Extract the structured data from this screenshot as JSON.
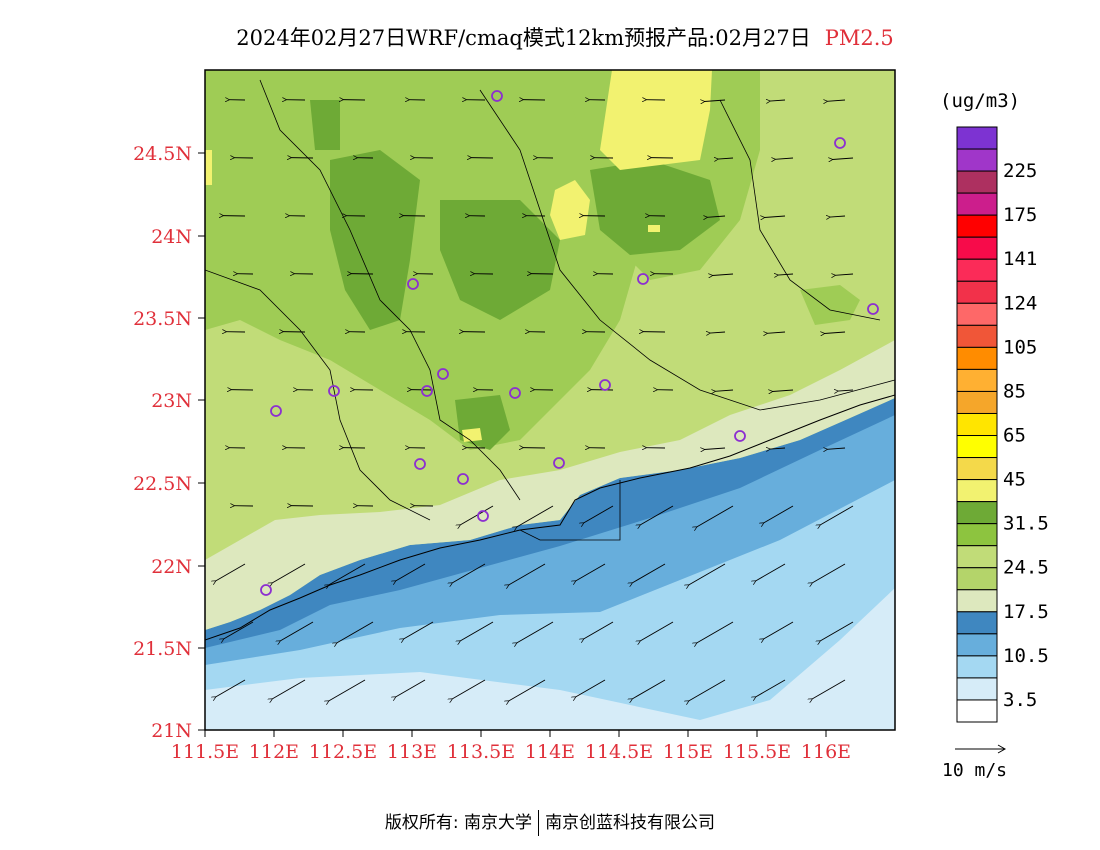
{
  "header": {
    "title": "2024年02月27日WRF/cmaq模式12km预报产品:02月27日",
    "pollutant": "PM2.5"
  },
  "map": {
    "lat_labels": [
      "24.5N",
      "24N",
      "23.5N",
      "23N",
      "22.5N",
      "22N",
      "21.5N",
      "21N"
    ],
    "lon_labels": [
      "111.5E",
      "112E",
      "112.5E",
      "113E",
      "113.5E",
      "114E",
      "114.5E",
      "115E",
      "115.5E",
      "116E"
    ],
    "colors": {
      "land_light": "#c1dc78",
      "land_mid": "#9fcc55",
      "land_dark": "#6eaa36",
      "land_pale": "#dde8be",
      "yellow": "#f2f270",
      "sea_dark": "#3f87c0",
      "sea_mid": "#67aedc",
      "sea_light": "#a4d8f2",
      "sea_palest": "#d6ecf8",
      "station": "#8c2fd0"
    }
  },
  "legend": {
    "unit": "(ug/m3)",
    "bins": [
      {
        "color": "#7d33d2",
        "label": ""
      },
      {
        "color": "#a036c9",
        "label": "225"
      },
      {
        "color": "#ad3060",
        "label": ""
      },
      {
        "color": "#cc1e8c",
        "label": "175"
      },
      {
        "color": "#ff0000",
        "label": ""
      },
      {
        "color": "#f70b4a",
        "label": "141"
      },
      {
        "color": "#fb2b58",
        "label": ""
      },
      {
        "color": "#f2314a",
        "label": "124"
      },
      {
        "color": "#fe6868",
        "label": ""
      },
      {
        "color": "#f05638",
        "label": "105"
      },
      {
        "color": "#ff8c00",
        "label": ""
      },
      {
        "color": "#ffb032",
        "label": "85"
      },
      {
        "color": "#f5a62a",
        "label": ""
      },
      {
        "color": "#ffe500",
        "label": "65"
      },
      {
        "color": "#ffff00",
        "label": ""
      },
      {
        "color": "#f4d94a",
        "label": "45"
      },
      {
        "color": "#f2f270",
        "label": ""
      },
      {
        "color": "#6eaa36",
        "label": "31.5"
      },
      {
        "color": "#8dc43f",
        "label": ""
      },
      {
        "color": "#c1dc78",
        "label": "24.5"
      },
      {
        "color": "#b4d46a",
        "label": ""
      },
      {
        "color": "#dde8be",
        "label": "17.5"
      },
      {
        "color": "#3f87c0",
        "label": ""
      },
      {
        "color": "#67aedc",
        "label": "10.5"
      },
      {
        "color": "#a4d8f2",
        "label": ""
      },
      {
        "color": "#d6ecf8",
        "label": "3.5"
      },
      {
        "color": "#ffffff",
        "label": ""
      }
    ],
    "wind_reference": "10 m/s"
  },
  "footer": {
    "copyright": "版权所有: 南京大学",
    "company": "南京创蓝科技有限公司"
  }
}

==

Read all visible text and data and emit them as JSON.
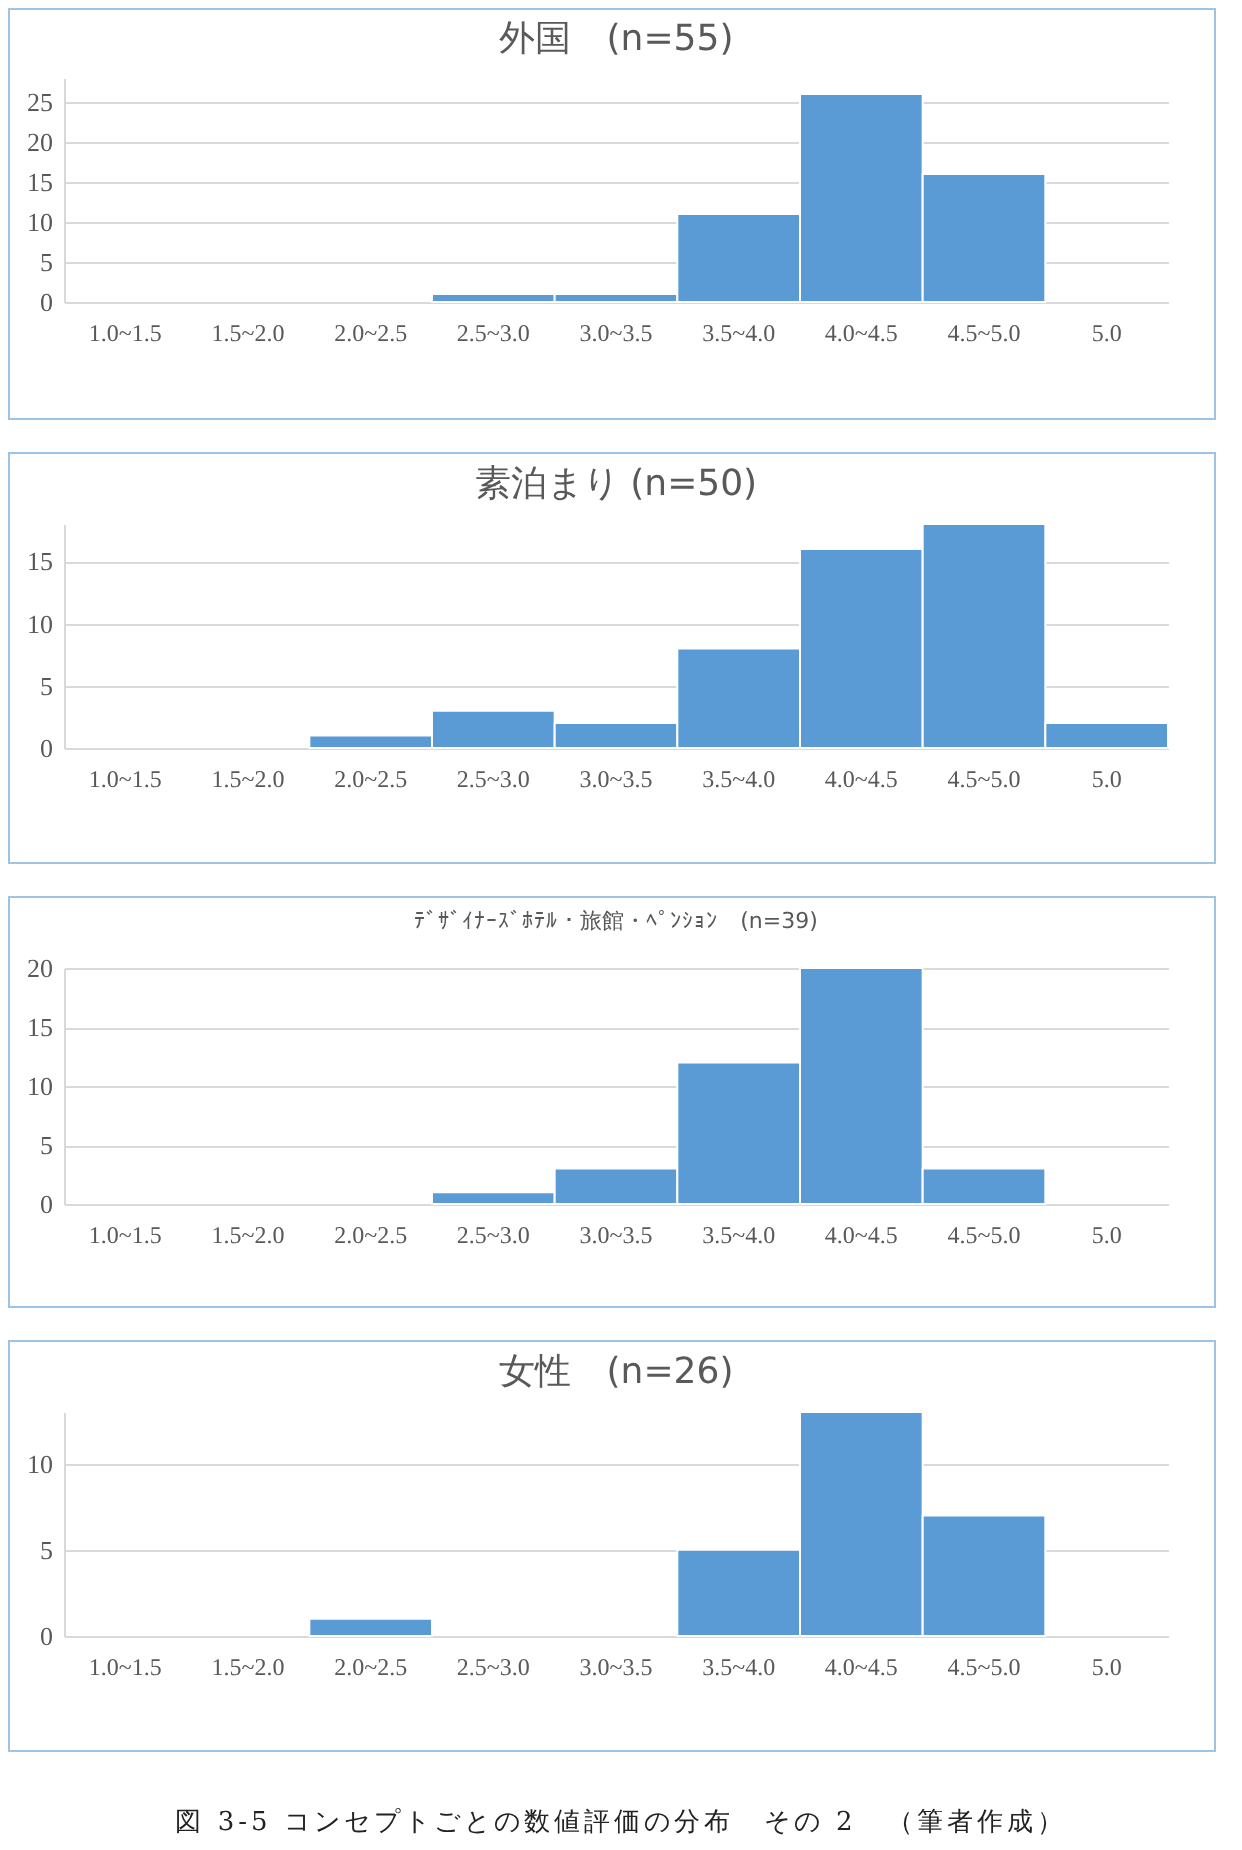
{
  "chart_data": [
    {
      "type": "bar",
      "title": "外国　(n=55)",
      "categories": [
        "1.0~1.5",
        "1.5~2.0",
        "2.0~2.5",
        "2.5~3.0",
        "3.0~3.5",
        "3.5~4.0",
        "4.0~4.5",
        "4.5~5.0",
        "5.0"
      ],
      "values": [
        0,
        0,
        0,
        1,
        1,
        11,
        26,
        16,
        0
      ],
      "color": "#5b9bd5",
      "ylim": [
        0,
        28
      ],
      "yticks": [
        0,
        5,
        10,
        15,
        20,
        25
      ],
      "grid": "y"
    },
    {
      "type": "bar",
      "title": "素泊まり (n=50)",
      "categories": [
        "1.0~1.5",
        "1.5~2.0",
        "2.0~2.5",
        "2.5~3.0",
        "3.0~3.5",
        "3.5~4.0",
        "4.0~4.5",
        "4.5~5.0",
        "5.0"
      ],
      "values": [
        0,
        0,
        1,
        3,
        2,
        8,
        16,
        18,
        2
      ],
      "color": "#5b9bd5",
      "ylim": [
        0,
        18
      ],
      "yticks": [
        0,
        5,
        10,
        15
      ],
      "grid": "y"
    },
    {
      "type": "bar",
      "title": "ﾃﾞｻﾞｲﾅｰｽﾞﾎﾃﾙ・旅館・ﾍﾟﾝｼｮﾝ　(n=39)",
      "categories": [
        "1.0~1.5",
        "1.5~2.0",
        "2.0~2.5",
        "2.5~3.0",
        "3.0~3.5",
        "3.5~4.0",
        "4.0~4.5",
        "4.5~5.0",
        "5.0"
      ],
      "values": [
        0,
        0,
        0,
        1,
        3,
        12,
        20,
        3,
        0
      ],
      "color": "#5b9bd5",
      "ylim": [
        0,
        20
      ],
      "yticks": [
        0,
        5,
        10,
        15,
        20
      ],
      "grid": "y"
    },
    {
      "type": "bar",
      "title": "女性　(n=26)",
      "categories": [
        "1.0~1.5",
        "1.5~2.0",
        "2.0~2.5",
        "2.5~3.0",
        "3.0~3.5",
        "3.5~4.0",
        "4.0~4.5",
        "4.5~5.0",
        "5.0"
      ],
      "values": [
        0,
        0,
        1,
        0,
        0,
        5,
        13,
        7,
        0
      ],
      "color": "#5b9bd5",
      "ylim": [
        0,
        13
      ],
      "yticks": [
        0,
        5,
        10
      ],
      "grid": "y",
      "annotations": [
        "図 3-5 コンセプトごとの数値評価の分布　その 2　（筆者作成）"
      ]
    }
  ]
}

...

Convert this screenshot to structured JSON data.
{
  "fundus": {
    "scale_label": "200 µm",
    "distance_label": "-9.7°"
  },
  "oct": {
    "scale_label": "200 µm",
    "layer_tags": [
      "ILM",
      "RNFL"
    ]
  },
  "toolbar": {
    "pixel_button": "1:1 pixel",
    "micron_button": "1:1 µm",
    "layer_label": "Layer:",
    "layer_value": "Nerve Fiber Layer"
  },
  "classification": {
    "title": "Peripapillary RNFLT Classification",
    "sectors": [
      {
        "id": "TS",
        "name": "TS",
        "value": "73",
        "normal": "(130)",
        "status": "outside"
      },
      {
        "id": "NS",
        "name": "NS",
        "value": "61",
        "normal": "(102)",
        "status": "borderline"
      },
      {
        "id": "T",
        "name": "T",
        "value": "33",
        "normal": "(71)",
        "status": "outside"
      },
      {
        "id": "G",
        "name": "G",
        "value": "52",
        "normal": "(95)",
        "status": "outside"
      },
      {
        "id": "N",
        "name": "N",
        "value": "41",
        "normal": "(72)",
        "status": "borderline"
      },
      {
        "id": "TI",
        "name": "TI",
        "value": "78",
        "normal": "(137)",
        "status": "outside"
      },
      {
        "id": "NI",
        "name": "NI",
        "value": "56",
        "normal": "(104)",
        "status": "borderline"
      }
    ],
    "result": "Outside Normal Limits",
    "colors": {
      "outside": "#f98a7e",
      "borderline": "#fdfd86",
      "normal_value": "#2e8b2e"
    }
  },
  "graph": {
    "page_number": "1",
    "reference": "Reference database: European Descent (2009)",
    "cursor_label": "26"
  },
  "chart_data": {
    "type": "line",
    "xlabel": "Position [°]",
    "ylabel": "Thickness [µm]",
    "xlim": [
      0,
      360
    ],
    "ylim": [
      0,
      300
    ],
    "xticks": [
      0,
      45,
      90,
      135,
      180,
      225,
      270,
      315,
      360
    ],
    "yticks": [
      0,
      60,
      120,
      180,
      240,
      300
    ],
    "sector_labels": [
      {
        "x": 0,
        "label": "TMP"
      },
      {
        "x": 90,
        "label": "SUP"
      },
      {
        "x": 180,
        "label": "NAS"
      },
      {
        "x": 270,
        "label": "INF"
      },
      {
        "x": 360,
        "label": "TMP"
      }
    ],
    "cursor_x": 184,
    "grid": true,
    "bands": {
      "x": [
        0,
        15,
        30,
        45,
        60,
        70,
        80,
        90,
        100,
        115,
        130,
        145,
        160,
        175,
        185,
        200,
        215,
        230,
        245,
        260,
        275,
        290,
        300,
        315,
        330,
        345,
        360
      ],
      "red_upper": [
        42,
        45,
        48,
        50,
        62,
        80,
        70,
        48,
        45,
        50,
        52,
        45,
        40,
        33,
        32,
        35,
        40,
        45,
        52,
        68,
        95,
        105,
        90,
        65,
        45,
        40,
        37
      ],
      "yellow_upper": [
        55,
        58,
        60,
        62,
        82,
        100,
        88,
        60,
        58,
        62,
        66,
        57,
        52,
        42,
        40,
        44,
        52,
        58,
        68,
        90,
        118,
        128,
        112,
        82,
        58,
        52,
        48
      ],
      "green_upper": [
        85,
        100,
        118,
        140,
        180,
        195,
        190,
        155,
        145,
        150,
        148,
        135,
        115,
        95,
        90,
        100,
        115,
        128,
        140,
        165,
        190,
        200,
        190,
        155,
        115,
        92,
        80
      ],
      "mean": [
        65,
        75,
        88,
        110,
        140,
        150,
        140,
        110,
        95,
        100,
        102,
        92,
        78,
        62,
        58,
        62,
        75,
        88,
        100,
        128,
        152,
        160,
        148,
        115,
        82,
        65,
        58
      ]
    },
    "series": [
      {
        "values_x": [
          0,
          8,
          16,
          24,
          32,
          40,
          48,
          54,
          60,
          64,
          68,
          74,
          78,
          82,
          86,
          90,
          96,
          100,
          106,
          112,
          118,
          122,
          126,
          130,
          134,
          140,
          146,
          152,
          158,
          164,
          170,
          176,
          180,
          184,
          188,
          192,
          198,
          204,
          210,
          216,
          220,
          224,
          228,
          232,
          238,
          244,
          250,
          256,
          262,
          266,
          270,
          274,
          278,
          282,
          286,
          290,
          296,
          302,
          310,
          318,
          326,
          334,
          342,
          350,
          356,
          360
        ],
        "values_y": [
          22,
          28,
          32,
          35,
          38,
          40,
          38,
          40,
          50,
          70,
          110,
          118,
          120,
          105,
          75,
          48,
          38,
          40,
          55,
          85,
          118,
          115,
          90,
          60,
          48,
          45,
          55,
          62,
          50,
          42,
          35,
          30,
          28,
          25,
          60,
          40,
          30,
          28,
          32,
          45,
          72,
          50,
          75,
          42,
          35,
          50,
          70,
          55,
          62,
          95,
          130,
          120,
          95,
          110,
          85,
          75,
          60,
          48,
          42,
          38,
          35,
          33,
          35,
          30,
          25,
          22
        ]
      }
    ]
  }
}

Task details: Filter the records, keeping only lines that contain "name", and show those lines.

Task answer:
        "name": "TS",
        "name": "NS",
        "name": "T",
        "name": "G",
        "name": "N",
        "name": "TI",
        "name": "NI",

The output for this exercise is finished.